Document extract:
+---+

Because the argument, discussion, and analysis was multifaceted and complex, the Court grants a COA as to Claim 30. Although the Court of Appeals may affirm after full consideration of the issue, the merits of the claim could be considered debatable among reasonable jurists.

E. Claim 32.

In Claim 32 Ben-Sholom complains that the California Supreme Court failed to address four of his substantive claims either on direct review or on state habeas corpus proceedings. The Court dismissed Claim 32 in the August 26, 1998 order on the grounds that Ben-Sholom did not state a valid liberty interest arising from the California Supreme Court's alleged omissions under the California Constitution, because the state Constitution does not require disposition of every "corollary legal issue" that may be raised in an appeal. People v. Rojas, 118 Cal. App. 3d 278, 289 (1981); see also People v. Kelley, 40 Cal. 4th 106, 110 (2006). Separately, the Court reviewed the claims Ben-Sholom alleged were omitted from consideration by the California Supreme Court and found Ben-Sholom's contention factually unsubstantiated. Comparing the allegedly omitted claims with the text of the California Supreme Court opinion, the Court concluded that each claim had been addressed. For that reason Claim 32 additionally was denied on the merits in the August 26, 1998 order. This decision is not subject to debate by reasonable jurists.

+---+

Request A: Using the court ruling on Claims 30 and 32, explain in one to three sentences why the Court dismissed Claim 32 for failing to state a valid liberty interest.
Request B: Decide whether each statement agrees with the court ruling on Claims 30 and 32, answering yes or no and quoting the words of the ruling that settle it: (i) Claim 32 was dismissed in the August 26, 1998 order. (ii) The Court found that the California Supreme Court had left at least one of the four claims unaddressed. (iii) The Court treats its decision on Claim 32 as debatable among reasonable jurists.
Request C: Pick up the court ruling on Claims 30 and 32 after its last sentence and continue it.
The material that comes after this ruling is from another source.

Recorded data:
+---+

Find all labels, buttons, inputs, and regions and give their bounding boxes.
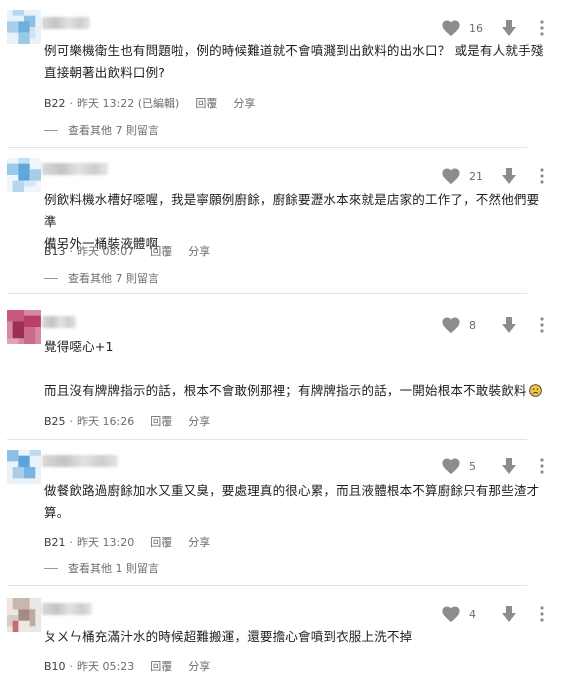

+---+

Written answer A: Ben-Sholom did not state a valid liberty interest arising from the California Supreme Court's alleged omissions under the California Constitution. The state Constitution does not require disposition of every "corollary legal issue" that may be raised in an appeal.

Written answer B:
(i) Yes: "The Court dismissed Claim 32 in the August 26, 1998 order."
(ii) No: "the Court concluded that each claim had been addressed."
(iii) No: "This decision is not subject to debate by reasonable jurists."

Written answer C:
III. COA Request Based on Additional Argument.

A. Claims 1 and 3.

This portion of Claim 18 was not addressed in Ben-Sholom's present points and authorities.

Claims 1 and 3 both challenge Ben-Sholom's confessions, Claim 1 on the grounds that authorities improperly persuaded him to withdraw his invocation of the right to counsel and Claim 3 on the grounds that authorities did not tape record the Miranda advisement and ensuing colloquy. Claim 1 was dismissed in part on August 26, 1998 in response to the Warden's motion for judgment on the pleadings and the remaining allegations were denied on the merits on October 5, 2001. Claim 3, in its entirety, was dismissed with prejudice in the August 26, 1998 order. In rendering these decisions, the Court carefully considered the allegations of police manipulation and questioning techniques that were intended to give and did give Ben-Sholom the impression speaking to authorities was in his best interests because his co-perpetrators identified him as the "triggerman" and/or that he had to speak to authorities before he could obtain commissary items at the jail. The Court further considered the allegation that authorities sought to avoid scrutiny by not tape recording the advisements (although they did tape record the confessions), and then gave misleading testimony about the advisements before the trial court at the suppression hearing.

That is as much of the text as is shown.